<<<<

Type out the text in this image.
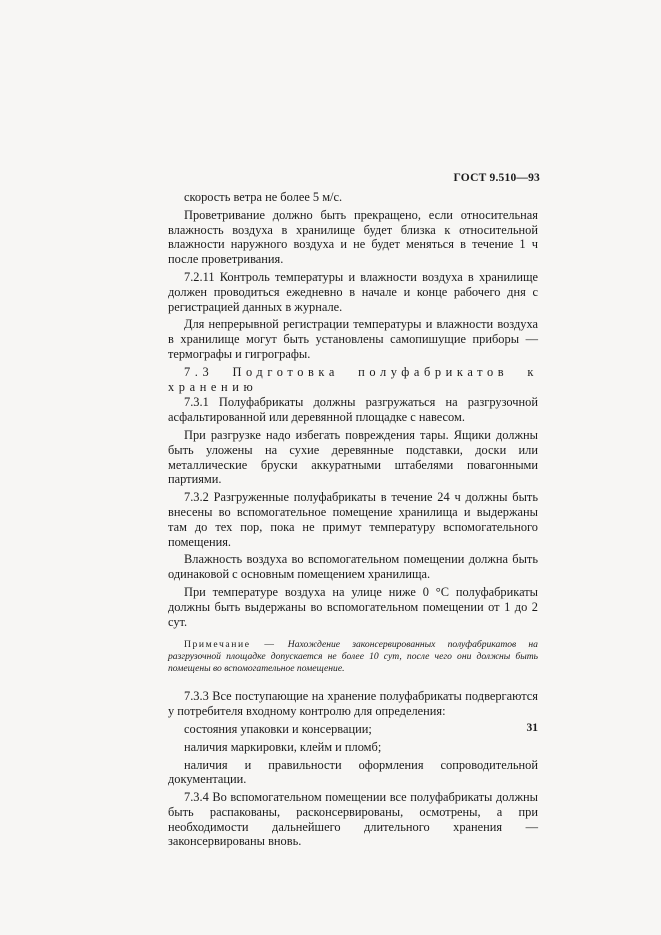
ГОСТ 9.510—93

скорость ветра не более 5 м/с.

Проветривание должно быть прекращено, если относительная влажность воздуха в хранилище будет близка к относительной влажности наружного воздуха и не будет меняться в течение 1 ч после проветривания.

7.2.11 Контроль температуры и влажности воздуха в хранилище должен проводиться ежедневно в начале и конце рабочего дня с регистрацией данных в журнале.

Для непрерывной регистрации температуры и влажности воздуха в хранилище могут быть установлены самопишущие приборы — термографы и гигрографы.

7.3 Подготовка полуфабрикатов к хранению

7.3.1 Полуфабрикаты должны разгружаться на разгрузочной асфальтированной или деревянной площадке с навесом.

При разгрузке надо избегать повреждения тары. Ящики должны быть уложены на сухие деревянные подставки, доски или металлические бруски аккуратными штабелями повагонными партиями.

7.3.2 Разгруженные полуфабрикаты в течение 24 ч должны быть внесены во вспомогательное помещение хранилища и выдержаны там до тех пор, пока не примут температуру вспомогательного помещения.

Влажность воздуха во вспомогательном помещении должна быть одинаковой с основным помещением хранилища.

При температуре воздуха на улице ниже 0 °С полуфабрикаты должны быть выдержаны во вспомогательном помещении от 1 до 2 сут.

Примечание — Нахождение законсервированных полуфабрикатов на разгрузочной площадке допускается не более 10 сут, после чего они должны быть помещены во вспомогательное помещение.

7.3.3 Все поступающие на хранение полуфабрикаты подвергаются у потребителя входному контролю для определения:

состояния упаковки и консервации;

наличия маркировки, клейм и пломб;

наличия и правильности оформления сопроводительной документации.

7.3.4 Во вспомогательном помещении все полуфабрикаты должны быть распакованы, расконсервированы, осмотрены, а при необходимости дальнейшего длительного хранения — законсервированы вновь.

31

>>>>

Pick out every line with the string "течение" and copy it.

Проветривание должно быть прекращено, если относительная влажность воздуха в хранилище будет близка к относительной влажности наружного воздуха и не будет меняться в течение 1 ч после проветривания.
7.3.2 Разгруженные полуфабрикаты в течение 24 ч должны быть внесены во вспомогательное помещение хранилища и выдержаны там до тех пор, пока не примут температуру вспомогательного помещения.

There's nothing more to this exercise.